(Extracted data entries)
::::

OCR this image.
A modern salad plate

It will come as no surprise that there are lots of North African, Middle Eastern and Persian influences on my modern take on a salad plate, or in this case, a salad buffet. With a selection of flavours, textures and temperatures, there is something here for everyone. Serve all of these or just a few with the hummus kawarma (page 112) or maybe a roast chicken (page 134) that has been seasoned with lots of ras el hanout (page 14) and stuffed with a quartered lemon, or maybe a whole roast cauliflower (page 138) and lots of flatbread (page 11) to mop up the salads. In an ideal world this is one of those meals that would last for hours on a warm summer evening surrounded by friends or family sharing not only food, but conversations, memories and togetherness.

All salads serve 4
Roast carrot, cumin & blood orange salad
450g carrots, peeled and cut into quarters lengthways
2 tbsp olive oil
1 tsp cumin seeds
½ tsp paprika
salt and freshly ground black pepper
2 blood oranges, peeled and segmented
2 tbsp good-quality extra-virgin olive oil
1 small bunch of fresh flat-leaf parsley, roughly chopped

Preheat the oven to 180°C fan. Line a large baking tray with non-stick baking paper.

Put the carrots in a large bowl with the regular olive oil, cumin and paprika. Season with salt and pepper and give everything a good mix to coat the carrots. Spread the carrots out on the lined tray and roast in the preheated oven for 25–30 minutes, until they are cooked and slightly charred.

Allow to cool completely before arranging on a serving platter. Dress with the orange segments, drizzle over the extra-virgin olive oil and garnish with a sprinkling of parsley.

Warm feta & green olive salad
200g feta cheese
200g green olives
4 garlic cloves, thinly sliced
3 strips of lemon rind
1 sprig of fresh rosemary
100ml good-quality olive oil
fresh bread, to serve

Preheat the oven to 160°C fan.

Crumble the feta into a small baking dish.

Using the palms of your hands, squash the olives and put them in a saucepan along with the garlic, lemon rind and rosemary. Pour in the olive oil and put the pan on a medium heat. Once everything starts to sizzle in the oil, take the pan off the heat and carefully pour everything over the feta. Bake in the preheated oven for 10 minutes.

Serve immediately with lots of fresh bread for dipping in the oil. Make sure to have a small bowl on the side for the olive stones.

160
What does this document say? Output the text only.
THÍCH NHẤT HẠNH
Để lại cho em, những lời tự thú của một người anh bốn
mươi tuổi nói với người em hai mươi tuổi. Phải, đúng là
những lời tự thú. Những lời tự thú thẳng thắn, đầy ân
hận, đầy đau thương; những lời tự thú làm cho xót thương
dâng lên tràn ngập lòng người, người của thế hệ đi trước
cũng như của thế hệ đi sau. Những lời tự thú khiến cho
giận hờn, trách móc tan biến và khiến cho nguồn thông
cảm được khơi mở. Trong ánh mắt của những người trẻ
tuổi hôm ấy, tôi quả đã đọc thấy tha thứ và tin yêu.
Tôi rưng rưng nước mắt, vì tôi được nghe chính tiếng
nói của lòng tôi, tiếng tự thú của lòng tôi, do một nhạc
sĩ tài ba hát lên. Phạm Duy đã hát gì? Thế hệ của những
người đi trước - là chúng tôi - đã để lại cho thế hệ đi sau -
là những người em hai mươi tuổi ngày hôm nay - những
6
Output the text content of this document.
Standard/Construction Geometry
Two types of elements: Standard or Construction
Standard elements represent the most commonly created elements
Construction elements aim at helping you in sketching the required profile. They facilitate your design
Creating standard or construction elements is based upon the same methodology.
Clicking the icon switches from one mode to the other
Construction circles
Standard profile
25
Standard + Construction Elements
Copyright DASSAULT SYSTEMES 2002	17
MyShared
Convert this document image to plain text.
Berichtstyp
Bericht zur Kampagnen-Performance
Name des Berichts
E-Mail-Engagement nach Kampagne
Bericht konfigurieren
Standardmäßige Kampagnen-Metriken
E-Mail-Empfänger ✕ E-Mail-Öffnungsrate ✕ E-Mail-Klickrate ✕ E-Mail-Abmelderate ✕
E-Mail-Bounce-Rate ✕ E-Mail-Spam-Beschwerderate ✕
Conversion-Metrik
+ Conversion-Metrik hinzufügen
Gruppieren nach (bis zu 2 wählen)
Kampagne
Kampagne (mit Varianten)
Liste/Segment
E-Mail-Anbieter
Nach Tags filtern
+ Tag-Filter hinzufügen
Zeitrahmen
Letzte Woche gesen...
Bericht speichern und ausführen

::::

Aim of the exercise>
Pick each line holding the word "rind" out of the data and copy it.

Worked solution>
3 strips of lemon rind
Using the palms of your hands, squash the olives and put them in a saucepan along with the garlic, lemon rind and rosemary. Pour in the olive oil and put the pan on a medium heat. Once everything starts to sizzle in the oil, take the pan off the heat and carefully pour everything over the feta. Bake in the preheated oven for 10 minutes.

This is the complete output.